▶ _AIM_: Under this task are some entries; return every one of them exactly.

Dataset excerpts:
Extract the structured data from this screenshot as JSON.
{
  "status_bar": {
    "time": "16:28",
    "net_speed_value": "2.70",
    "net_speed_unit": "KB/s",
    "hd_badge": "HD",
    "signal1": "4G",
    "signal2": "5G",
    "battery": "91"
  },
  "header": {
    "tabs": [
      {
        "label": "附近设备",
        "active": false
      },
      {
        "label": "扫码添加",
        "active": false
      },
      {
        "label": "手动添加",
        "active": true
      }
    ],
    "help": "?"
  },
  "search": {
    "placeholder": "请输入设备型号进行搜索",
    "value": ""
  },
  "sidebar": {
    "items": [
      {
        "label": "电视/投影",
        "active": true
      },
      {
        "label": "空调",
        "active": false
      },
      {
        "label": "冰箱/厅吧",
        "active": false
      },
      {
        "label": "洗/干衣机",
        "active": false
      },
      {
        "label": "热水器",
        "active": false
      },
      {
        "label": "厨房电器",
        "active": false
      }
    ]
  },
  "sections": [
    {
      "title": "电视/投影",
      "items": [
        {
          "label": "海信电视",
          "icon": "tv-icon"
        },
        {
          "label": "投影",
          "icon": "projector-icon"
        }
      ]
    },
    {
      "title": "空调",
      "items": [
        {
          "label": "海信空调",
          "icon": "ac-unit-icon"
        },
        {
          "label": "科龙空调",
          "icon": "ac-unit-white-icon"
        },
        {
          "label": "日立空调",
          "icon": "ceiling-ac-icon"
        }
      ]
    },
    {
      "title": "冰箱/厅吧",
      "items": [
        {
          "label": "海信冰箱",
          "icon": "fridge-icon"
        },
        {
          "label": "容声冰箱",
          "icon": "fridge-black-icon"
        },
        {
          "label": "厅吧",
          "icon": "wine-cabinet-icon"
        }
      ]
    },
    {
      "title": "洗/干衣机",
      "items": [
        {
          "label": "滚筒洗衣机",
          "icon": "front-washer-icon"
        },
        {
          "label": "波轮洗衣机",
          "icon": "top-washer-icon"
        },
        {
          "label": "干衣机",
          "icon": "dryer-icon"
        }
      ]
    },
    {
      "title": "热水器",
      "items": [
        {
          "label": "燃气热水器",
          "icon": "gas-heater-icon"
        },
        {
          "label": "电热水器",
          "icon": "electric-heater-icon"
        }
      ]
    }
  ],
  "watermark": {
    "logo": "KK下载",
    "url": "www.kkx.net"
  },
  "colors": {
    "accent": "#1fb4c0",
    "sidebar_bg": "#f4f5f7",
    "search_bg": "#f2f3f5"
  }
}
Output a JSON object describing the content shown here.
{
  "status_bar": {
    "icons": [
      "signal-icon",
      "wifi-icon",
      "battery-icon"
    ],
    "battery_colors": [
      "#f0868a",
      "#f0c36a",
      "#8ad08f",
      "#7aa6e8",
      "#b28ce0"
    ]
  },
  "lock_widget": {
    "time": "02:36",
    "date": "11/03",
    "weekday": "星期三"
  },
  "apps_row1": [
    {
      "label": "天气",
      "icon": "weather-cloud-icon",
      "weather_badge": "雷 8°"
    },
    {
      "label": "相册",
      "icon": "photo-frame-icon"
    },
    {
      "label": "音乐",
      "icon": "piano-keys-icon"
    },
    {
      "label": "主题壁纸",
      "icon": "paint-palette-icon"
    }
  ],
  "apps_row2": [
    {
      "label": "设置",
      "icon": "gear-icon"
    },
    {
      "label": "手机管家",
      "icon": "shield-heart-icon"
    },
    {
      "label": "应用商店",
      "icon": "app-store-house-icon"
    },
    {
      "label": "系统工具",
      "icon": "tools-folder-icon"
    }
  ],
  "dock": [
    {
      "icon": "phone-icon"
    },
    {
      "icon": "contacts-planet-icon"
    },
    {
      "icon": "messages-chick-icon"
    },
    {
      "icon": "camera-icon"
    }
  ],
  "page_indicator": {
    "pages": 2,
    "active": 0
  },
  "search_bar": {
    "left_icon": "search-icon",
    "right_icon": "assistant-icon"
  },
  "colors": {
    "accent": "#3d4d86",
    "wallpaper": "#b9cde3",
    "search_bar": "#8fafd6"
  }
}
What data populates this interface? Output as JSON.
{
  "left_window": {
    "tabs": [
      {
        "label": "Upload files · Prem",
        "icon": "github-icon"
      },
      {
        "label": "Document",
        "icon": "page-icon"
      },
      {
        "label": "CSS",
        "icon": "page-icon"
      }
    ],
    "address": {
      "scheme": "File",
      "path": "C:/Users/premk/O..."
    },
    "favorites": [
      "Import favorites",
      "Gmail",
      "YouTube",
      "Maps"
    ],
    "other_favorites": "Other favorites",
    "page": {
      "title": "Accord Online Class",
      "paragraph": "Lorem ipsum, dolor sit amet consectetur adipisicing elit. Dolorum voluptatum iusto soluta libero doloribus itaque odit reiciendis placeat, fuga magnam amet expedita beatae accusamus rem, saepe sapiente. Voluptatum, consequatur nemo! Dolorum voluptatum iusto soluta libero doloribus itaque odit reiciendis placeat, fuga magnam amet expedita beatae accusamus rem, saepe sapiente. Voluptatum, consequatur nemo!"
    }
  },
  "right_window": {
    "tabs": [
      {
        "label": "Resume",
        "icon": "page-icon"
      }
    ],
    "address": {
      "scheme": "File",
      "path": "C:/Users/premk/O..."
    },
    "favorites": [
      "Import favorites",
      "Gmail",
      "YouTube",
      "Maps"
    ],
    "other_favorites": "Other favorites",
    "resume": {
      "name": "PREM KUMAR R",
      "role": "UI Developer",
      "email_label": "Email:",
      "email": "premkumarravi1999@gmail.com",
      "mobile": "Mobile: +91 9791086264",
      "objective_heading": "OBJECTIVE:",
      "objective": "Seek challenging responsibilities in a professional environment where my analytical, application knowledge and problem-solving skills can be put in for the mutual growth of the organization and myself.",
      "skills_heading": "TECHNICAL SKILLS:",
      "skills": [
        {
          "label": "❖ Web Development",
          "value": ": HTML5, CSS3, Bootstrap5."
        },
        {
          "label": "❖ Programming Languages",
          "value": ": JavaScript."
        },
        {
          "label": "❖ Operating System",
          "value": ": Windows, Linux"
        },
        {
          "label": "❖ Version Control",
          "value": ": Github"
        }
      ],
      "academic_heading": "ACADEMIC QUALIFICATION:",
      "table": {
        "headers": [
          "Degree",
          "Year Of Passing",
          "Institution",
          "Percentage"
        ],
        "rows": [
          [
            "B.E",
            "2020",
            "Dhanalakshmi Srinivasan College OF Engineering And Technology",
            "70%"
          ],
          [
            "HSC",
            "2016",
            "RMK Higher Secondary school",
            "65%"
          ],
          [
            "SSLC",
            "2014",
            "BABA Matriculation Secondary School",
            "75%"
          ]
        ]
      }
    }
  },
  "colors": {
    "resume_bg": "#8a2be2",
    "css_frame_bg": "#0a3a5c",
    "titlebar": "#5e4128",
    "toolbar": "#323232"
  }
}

▶ _CORRECT RESPONSE_:
Extract the structured data from this screenshot as JSON.
{
  "status_bar": {
    "time": "16:28",
    "net_speed_value": "2.70",
    "net_speed_unit": "KB/s",
    "hd_badge": "HD",
    "signal1": "4G",
    "signal2": "5G",
    "battery": "91"
  },
  "header": {
    "tabs": [
      {
        "label": "附近设备",
        "active": false
      },
      {
        "label": "扫码添加",
        "active": false
      },
      {
        "label": "手动添加",
        "active": true
      }
    ],
    "help": "?"
  },
  "search": {
    "placeholder": "请输入设备型号进行搜索",
    "value": ""
  },
  "sidebar": {
    "items": [
      {
        "label": "电视/投影",
        "active": true
      },
      {
        "label": "空调",
        "active": false
      },
      {
        "label": "冰箱/厅吧",
        "active": false
      },
      {
        "label": "洗/干衣机",
        "active": false
      },
      {
        "label": "热水器",
        "active": false
      },
      {
        "label": "厨房电器",
        "active": false
      }
    ]
  },
  "sections": [
    {
      "title": "电视/投影",
      "items": [
        {
          "label": "海信电视",
          "icon": "tv-icon"
        },
        {
          "label": "投影",
          "icon": "projector-icon"
        }
      ]
    },
    {
      "title": "空调",
      "items": [
        {
          "label": "海信空调",
          "icon": "ac-unit-icon"
        },
        {
          "label": "科龙空调",
          "icon": "ac-unit-white-icon"
        },
        {
          "label": "日立空调",
          "icon": "ceiling-ac-icon"
        }
      ]
    },
    {
      "title": "冰箱/厅吧",
      "items": [
        {
          "label": "海信冰箱",
          "icon": "fridge-icon"
        },
        {
          "label": "容声冰箱",
          "icon": "fridge-black-icon"
        },
        {
          "label": "厅吧",
          "icon": "wine-cabinet-icon"
        }
      ]
    },
    {
      "title": "洗/干衣机",
      "items": [
        {
          "label": "滚筒洗衣机",
          "icon": "front-washer-icon"
        },
        {
          "label": "波轮洗衣机",
          "icon": "top-washer-icon"
        },
        {
          "label": "干衣机",
          "icon": "dryer-icon"
        }
      ]
    },
    {
      "title": "热水器",
      "items": [
        {
          "label": "燃气热水器",
          "icon": "gas-heater-icon"
        },
        {
          "label": "电热水器",
          "icon": "electric-heater-icon"
        }
      ]
    }
  ],
  "watermark": {
    "logo": "KK下载",
    "url": "www.kkx.net"
  },
  "colors": {
    "accent": "#1fb4c0",
    "sidebar_bg": "#f4f5f7",
    "search_bg": "#f2f3f5"
  }
}
Output a JSON object describing the content shown here.
{
  "status_bar": {
    "icons": [
      "signal-icon",
      "wifi-icon",
      "battery-icon"
    ],
    "battery_colors": [
      "#f0868a",
      "#f0c36a",
      "#8ad08f",
      "#7aa6e8",
      "#b28ce0"
    ]
  },
  "lock_widget": {
    "time": "02:36",
    "date": "11/03",
    "weekday": "星期三"
  },
  "apps_row1": [
    {
      "label": "天气",
      "icon": "weather-cloud-icon",
      "weather_badge": "雷 8°"
    },
    {
      "label": "相册",
      "icon": "photo-frame-icon"
    },
    {
      "label": "音乐",
      "icon": "piano-keys-icon"
    },
    {
      "label": "主题壁纸",
      "icon": "paint-palette-icon"
    }
  ],
  "apps_row2": [
    {
      "label": "设置",
      "icon": "gear-icon"
    },
    {
      "label": "手机管家",
      "icon": "shield-heart-icon"
    },
    {
      "label": "应用商店",
      "icon": "app-store-house-icon"
    },
    {
      "label": "系统工具",
      "icon": "tools-folder-icon"
    }
  ],
  "dock": [
    {
      "icon": "phone-icon"
    },
    {
      "icon": "contacts-planet-icon"
    },
    {
      "icon": "messages-chick-icon"
    },
    {
      "icon": "camera-icon"
    }
  ],
  "page_indicator": {
    "pages": 2,
    "active": 0
  },
  "search_bar": {
    "left_icon": "search-icon",
    "right_icon": "assistant-icon"
  },
  "colors": {
    "accent": "#3d4d86",
    "wallpaper": "#b9cde3",
    "search_bar": "#8fafd6"
  }
}
What data populates this interface? Output as JSON.
{
  "left_window": {
    "tabs": [
      {
        "label": "Upload files · Prem",
        "icon": "github-icon"
      },
      {
        "label": "Document",
        "icon": "page-icon"
      },
      {
        "label": "CSS",
        "icon": "page-icon"
      }
    ],
    "address": {
      "scheme": "File",
      "path": "C:/Users/premk/O..."
    },
    "favorites": [
      "Import favorites",
      "Gmail",
      "YouTube",
      "Maps"
    ],
    "other_favorites": "Other favorites",
    "page": {
      "title": "Accord Online Class",
      "paragraph": "Lorem ipsum, dolor sit amet consectetur adipisicing elit. Dolorum voluptatum iusto soluta libero doloribus itaque odit reiciendis placeat, fuga magnam amet expedita beatae accusamus rem, saepe sapiente. Voluptatum, consequatur nemo! Dolorum voluptatum iusto soluta libero doloribus itaque odit reiciendis placeat, fuga magnam amet expedita beatae accusamus rem, saepe sapiente. Voluptatum, consequatur nemo!"
    }
  },
  "right_window": {
    "tabs": [
      {
        "label": "Resume",
        "icon": "page-icon"
      }
    ],
    "address": {
      "scheme": "File",
      "path": "C:/Users/premk/O..."
    },
    "favorites": [
      "Import favorites",
      "Gmail",
      "YouTube",
      "Maps"
    ],
    "other_favorites": "Other favorites",
    "resume": {
      "name": "PREM KUMAR R",
      "role": "UI Developer",
      "email_label": "Email:",
      "email": "premkumarravi1999@gmail.com",
      "mobile": "Mobile: +91 9791086264",
      "objective_heading": "OBJECTIVE:",
      "objective": "Seek challenging responsibilities in a professional environment where my analytical, application knowledge and problem-solving skills can be put in for the mutual growth of the organization and myself.",
      "skills_heading": "TECHNICAL SKILLS:",
      "skills": [
        {
          "label": "❖ Web Development",
          "value": ": HTML5, CSS3, Bootstrap5."
        },
        {
          "label": "❖ Programming Languages",
          "value": ": JavaScript."
        },
        {
          "label": "❖ Operating System",
          "value": ": Windows, Linux"
        },
        {
          "label": "❖ Version Control",
          "value": ": Github"
        }
      ],
      "academic_heading": "ACADEMIC QUALIFICATION:",
      "table": {
        "headers": [
          "Degree",
          "Year Of Passing",
          "Institution",
          "Percentage"
        ],
        "rows": [
          [
            "B.E",
            "2020",
            "Dhanalakshmi Srinivasan College OF Engineering And Technology",
            "70%"
          ],
          [
            "HSC",
            "2016",
            "RMK Higher Secondary school",
            "65%"
          ],
          [
            "SSLC",
            "2014",
            "BABA Matriculation Secondary School",
            "75%"
          ]
        ]
      }
    }
  },
  "colors": {
    "resume_bg": "#8a2be2",
    "css_frame_bg": "#0a3a5c",
    "titlebar": "#5e4128",
    "toolbar": "#323232"
  }
}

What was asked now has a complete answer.